* [The task]: Each line containing the word "Magnitude" must be reported.

--- start Recorded information ---

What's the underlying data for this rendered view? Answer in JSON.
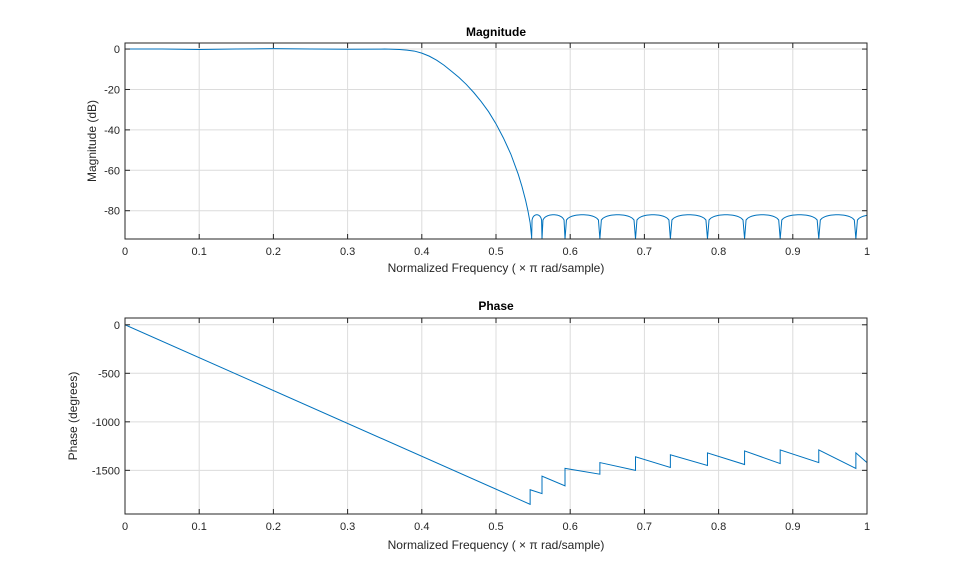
{
  "chart_data": [
    {
      "type": "line",
      "title": "Magnitude",
      "xlabel": "Normalized Frequency  ( × π rad/sample)",
      "ylabel": "Magnitude (dB)",
      "xlim": [
        0,
        1
      ],
      "ylim": [
        -94,
        3
      ],
      "xticks": [
        0,
        0.1,
        0.2,
        0.3,
        0.4,
        0.5,
        0.6,
        0.7,
        0.8,
        0.9,
        1
      ],
      "xtick_labels": [
        "0",
        "0.1",
        "0.2",
        "0.3",
        "0.4",
        "0.5",
        "0.6",
        "0.7",
        "0.8",
        "0.9",
        "1"
      ],
      "yticks": [
        0,
        -20,
        -40,
        -60,
        -80
      ],
      "ytick_labels": [
        "0",
        "-20",
        "-40",
        "-60",
        "-80"
      ],
      "grid": true,
      "color": "#0072bd",
      "series": [
        {
          "x": [
            0,
            0.05,
            0.1,
            0.15,
            0.2,
            0.25,
            0.3,
            0.35,
            0.37,
            0.38,
            0.39,
            0.4,
            0.41,
            0.42,
            0.43,
            0.44,
            0.45,
            0.46,
            0.47,
            0.48,
            0.49,
            0.5,
            0.51,
            0.52,
            0.53,
            0.535,
            0.54,
            0.543,
            0.546,
            0.548
          ],
          "y": [
            0,
            0,
            -0.2,
            0,
            0.2,
            0,
            -0.1,
            0,
            -0.2,
            -0.5,
            -1,
            -2,
            -3.5,
            -5.5,
            -8,
            -11,
            -14,
            -17.5,
            -21.5,
            -26,
            -31,
            -37,
            -44,
            -52,
            -62,
            -68,
            -75,
            -80,
            -86,
            -93
          ]
        }
      ],
      "lobes": [
        {
          "start": 0.548,
          "end": 0.562,
          "peak": -82
        },
        {
          "start": 0.562,
          "end": 0.593,
          "peak": -82
        },
        {
          "start": 0.593,
          "end": 0.64,
          "peak": -82
        },
        {
          "start": 0.64,
          "end": 0.688,
          "peak": -82
        },
        {
          "start": 0.688,
          "end": 0.735,
          "peak": -82
        },
        {
          "start": 0.735,
          "end": 0.785,
          "peak": -82
        },
        {
          "start": 0.785,
          "end": 0.835,
          "peak": -82
        },
        {
          "start": 0.835,
          "end": 0.883,
          "peak": -82
        },
        {
          "start": 0.883,
          "end": 0.935,
          "peak": -82
        },
        {
          "start": 0.935,
          "end": 0.985,
          "peak": -82
        },
        {
          "start": 0.985,
          "end": 1.035,
          "peak": -82
        }
      ]
    },
    {
      "type": "line",
      "title": "Phase",
      "xlabel": "Normalized Frequency  ( × π rad/sample)",
      "ylabel": "Phase (degrees)",
      "xlim": [
        0,
        1
      ],
      "ylim": [
        -1950,
        70
      ],
      "xticks": [
        0,
        0.1,
        0.2,
        0.3,
        0.4,
        0.5,
        0.6,
        0.7,
        0.8,
        0.9,
        1
      ],
      "xtick_labels": [
        "0",
        "0.1",
        "0.2",
        "0.3",
        "0.4",
        "0.5",
        "0.6",
        "0.7",
        "0.8",
        "0.9",
        "1"
      ],
      "yticks": [
        0,
        -500,
        -1000,
        -1500
      ],
      "ytick_labels": [
        "0",
        "-500",
        "-1000",
        "-1500"
      ],
      "grid": true,
      "color": "#0072bd",
      "series": [
        {
          "x": [
            0,
            0.546,
            0.546,
            0.562,
            0.562,
            0.593,
            0.593,
            0.64,
            0.64,
            0.688,
            0.688,
            0.735,
            0.735,
            0.785,
            0.785,
            0.835,
            0.835,
            0.883,
            0.883,
            0.935,
            0.935,
            0.985,
            0.985,
            1.0
          ],
          "y": [
            0,
            -1850,
            -1700,
            -1740,
            -1560,
            -1660,
            -1480,
            -1540,
            -1420,
            -1500,
            -1360,
            -1470,
            -1340,
            -1450,
            -1320,
            -1440,
            -1300,
            -1430,
            -1290,
            -1420,
            -1290,
            -1480,
            -1320,
            -1420
          ]
        }
      ]
    }
  ]
}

--- end Recorded information ---

* [The answer]:
      "title": "Magnitude",
      "ylabel": "Magnitude (dB)",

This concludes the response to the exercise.